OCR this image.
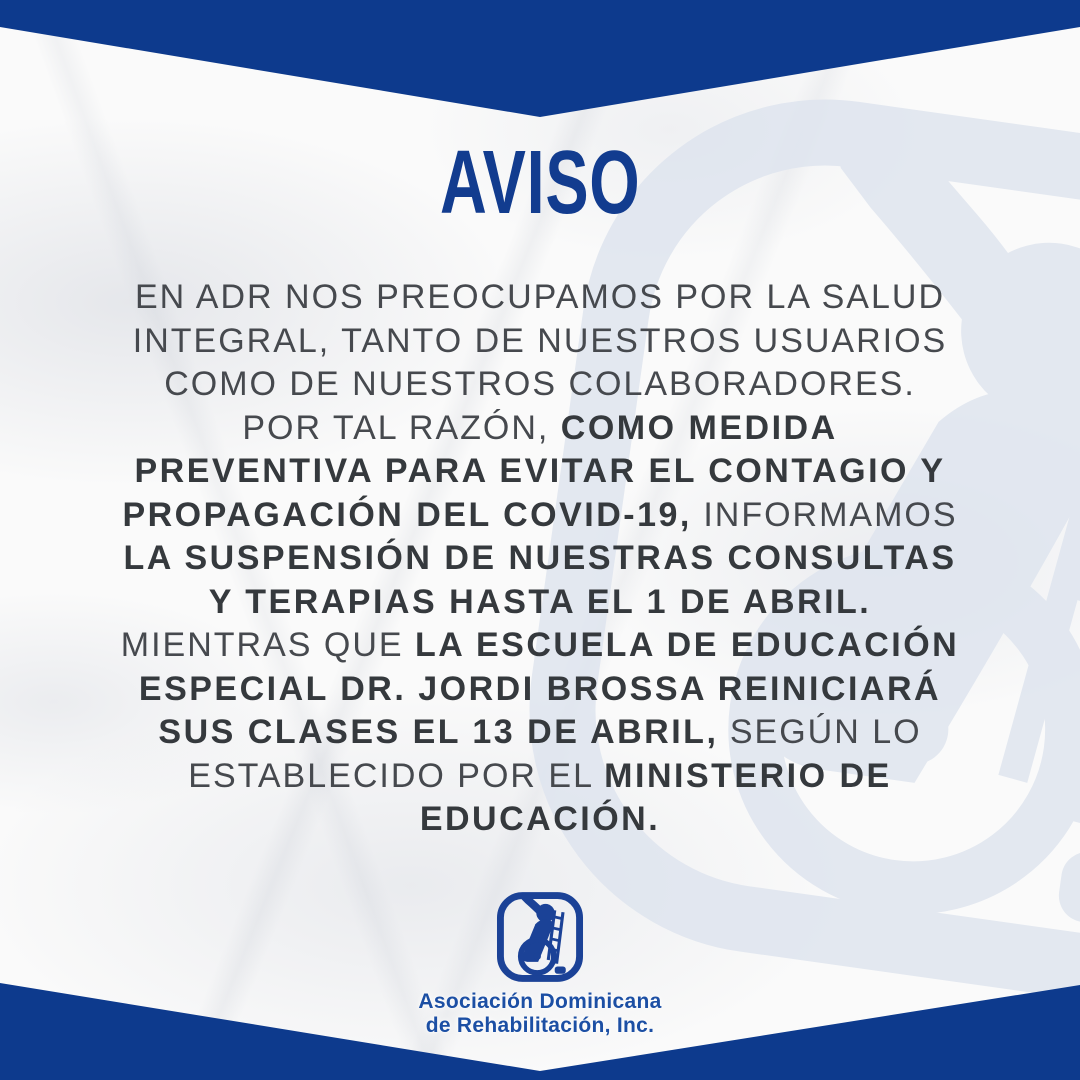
AVISO
EN ADR NOS PREOCUPAMOS POR LA SALUD
INTEGRAL, TANTO DE NUESTROS USUARIOS
COMO DE NUESTROS COLABORADORES.
POR TAL RAZÓN, COMO MEDIDA
PREVENTIVA PARA EVITAR EL CONTAGIO Y
PROPAGACIÓN DEL COVID-19, INFORMAMOS
LA SUSPENSIÓN DE NUESTRAS CONSULTAS
Y TERAPIAS HASTA EL 1 DE ABRIL.
MIENTRAS QUE LA ESCUELA DE EDUCACIÓN
ESPECIAL DR. JORDI BROSSA REINICIARÁ
SUS CLASES EL 13 DE ABRIL, SEGÚN LO
ESTABLECIDO POR EL MINISTERIO DE
EDUCACIÓN.
Asociación Dominicana
de Rehabilitación, Inc.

────────────────────

_Exercise directions_
All the lines above are to be given again exactly as they read, with the pictures removed.

_Written solution_
OCR this image.
AVISO
EN ADR NOS PREOCUPAMOS POR LA SALUD
INTEGRAL, TANTO DE NUESTROS USUARIOS
COMO DE NUESTROS COLABORADORES.
POR TAL RAZÓN, COMO MEDIDA
PREVENTIVA PARA EVITAR EL CONTAGIO Y
PROPAGACIÓN DEL COVID-19, INFORMAMOS
LA SUSPENSIÓN DE NUESTRAS CONSULTAS
Y TERAPIAS HASTA EL 1 DE ABRIL.
MIENTRAS QUE LA ESCUELA DE EDUCACIÓN
ESPECIAL DR. JORDI BROSSA REINICIARÁ
SUS CLASES EL 13 DE ABRIL, SEGÚN LO
ESTABLECIDO POR EL MINISTERIO DE
EDUCACIÓN.
Asociación Dominicana
de Rehabilitación, Inc.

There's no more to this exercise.